Count the lines containing "color" in the entries underneath, and state that count without anything else.
++++++++
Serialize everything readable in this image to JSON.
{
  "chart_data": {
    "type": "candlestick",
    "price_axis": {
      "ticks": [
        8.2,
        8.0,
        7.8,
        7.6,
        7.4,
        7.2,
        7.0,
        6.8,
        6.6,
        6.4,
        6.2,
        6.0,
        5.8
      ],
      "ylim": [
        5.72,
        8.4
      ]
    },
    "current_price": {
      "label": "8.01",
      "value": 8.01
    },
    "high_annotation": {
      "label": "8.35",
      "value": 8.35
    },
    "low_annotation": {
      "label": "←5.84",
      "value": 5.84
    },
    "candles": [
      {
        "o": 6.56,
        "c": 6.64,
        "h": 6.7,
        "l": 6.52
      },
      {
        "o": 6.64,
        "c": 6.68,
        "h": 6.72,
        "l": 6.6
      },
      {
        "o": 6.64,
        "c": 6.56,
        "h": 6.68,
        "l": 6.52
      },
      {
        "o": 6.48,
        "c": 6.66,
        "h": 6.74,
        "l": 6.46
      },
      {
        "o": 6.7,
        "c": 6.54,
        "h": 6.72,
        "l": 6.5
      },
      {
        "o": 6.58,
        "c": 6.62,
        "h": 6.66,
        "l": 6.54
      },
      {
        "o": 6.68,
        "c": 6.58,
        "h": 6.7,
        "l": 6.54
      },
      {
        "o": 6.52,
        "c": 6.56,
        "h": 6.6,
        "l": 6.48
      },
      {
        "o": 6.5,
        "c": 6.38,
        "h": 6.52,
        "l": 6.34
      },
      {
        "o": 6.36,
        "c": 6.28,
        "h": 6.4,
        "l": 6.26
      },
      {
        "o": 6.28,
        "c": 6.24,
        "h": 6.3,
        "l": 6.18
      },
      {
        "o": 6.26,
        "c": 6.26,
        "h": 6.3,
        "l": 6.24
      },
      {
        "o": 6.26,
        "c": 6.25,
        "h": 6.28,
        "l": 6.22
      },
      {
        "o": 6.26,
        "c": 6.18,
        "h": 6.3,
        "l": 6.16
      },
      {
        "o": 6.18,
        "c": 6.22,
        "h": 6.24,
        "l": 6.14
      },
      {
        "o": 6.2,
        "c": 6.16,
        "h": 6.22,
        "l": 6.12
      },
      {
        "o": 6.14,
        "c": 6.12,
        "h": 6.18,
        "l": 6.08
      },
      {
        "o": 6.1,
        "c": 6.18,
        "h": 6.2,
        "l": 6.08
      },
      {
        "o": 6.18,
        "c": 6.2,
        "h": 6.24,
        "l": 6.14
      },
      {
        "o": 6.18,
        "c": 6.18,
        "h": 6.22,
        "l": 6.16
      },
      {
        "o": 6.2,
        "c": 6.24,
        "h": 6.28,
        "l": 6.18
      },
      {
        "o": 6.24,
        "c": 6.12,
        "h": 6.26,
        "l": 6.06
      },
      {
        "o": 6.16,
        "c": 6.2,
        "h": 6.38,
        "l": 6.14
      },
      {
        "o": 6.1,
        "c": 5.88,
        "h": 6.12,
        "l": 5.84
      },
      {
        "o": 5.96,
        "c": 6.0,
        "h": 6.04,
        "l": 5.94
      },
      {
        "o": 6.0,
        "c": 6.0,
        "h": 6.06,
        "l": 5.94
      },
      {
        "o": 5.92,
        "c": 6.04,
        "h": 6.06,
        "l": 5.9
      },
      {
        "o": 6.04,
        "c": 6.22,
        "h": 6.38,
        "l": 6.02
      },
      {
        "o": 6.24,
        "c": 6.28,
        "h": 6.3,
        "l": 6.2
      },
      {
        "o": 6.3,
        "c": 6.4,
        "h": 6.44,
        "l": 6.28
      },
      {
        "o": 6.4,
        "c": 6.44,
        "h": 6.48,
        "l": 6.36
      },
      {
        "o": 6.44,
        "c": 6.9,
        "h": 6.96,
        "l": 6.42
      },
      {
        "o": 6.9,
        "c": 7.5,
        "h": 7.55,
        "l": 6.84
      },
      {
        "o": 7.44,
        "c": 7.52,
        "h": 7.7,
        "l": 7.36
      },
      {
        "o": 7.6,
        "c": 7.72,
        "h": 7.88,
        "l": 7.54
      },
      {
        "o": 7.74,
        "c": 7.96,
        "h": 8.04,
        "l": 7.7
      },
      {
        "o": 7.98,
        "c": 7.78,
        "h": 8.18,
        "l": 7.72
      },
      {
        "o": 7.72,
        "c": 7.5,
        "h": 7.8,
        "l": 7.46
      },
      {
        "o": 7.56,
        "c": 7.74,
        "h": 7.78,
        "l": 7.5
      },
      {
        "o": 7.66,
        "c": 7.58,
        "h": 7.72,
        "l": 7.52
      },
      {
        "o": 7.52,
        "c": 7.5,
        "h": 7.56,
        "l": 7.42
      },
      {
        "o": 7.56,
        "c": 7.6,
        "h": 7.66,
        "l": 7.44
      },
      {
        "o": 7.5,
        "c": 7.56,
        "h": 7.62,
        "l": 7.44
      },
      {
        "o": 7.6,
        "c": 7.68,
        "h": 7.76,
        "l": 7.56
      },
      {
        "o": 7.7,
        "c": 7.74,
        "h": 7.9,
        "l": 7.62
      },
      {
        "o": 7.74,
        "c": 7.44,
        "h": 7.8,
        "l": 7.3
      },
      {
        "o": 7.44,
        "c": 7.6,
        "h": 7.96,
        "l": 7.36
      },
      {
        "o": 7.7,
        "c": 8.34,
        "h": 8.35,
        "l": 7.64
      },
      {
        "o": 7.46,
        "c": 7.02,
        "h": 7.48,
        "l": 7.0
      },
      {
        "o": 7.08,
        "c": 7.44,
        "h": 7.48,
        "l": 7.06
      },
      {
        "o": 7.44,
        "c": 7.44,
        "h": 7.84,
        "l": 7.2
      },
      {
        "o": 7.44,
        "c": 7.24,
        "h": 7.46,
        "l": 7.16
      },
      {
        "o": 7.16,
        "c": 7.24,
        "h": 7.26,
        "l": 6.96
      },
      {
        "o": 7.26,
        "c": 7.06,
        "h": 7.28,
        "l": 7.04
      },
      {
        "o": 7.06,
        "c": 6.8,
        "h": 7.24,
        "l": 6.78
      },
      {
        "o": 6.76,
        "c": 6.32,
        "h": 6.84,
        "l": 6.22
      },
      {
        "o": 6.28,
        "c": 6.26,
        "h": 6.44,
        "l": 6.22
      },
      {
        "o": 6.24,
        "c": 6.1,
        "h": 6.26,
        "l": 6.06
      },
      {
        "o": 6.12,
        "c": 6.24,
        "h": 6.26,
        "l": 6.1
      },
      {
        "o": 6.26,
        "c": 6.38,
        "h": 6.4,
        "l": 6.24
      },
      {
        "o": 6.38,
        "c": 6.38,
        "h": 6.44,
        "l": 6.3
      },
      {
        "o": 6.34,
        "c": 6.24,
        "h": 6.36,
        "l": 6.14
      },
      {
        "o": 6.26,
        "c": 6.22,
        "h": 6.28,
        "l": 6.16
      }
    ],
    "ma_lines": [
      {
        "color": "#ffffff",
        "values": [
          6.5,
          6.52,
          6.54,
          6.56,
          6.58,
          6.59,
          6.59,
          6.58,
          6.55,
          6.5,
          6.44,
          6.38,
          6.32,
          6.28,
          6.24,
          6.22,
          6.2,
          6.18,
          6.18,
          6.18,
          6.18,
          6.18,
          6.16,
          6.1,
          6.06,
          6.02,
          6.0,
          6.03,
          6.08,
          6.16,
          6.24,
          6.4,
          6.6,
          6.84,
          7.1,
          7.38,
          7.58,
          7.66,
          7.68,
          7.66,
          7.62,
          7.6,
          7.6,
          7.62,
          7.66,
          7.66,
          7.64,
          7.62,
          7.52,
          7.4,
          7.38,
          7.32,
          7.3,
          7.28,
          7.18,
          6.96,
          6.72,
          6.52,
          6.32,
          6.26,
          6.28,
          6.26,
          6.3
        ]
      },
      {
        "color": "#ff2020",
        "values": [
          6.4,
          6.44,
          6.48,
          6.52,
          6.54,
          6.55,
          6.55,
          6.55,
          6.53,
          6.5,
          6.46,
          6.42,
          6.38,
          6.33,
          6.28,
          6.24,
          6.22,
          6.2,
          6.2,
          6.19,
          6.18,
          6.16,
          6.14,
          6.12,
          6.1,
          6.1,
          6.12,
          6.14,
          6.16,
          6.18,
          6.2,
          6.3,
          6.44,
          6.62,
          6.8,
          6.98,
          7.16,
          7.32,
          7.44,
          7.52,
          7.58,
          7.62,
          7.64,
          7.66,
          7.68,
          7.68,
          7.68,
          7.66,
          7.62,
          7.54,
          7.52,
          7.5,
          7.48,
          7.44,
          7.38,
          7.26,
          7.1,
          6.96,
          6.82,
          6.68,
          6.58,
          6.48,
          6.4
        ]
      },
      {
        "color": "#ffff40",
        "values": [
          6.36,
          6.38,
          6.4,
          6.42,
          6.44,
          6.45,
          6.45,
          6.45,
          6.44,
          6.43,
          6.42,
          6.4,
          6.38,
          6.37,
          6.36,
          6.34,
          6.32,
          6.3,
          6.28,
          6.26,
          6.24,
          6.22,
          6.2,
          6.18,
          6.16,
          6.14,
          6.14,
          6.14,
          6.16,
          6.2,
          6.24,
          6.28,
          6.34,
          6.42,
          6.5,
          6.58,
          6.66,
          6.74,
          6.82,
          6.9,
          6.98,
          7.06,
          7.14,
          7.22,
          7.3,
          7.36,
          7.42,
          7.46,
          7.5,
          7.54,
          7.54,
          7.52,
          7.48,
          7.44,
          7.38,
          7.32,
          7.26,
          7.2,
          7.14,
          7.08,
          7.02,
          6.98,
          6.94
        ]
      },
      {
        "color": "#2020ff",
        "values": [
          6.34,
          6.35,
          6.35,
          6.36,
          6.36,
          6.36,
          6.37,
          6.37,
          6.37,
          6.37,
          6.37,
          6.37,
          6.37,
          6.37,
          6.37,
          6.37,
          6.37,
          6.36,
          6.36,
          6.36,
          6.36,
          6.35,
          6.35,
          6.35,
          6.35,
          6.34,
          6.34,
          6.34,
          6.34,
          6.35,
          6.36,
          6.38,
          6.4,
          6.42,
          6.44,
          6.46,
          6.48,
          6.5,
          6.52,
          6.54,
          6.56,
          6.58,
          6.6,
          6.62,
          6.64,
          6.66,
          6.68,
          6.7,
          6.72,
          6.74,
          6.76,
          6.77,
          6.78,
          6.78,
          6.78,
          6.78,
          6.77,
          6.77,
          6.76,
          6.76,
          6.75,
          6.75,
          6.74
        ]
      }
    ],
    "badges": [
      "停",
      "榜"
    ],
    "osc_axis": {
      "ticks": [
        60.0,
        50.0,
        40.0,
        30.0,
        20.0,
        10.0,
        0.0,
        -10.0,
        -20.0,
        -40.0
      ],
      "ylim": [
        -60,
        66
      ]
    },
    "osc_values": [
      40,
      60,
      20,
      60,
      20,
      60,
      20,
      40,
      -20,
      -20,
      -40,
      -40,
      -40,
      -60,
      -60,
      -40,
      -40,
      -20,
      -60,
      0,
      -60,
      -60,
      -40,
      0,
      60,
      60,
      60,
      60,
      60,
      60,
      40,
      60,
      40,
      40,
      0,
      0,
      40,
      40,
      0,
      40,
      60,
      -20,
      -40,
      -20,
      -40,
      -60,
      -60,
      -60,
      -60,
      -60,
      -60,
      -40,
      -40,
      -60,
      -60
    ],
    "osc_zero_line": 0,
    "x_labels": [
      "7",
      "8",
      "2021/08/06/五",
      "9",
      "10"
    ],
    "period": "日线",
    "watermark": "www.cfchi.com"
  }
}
++++++++
*Result of the exercise:*
4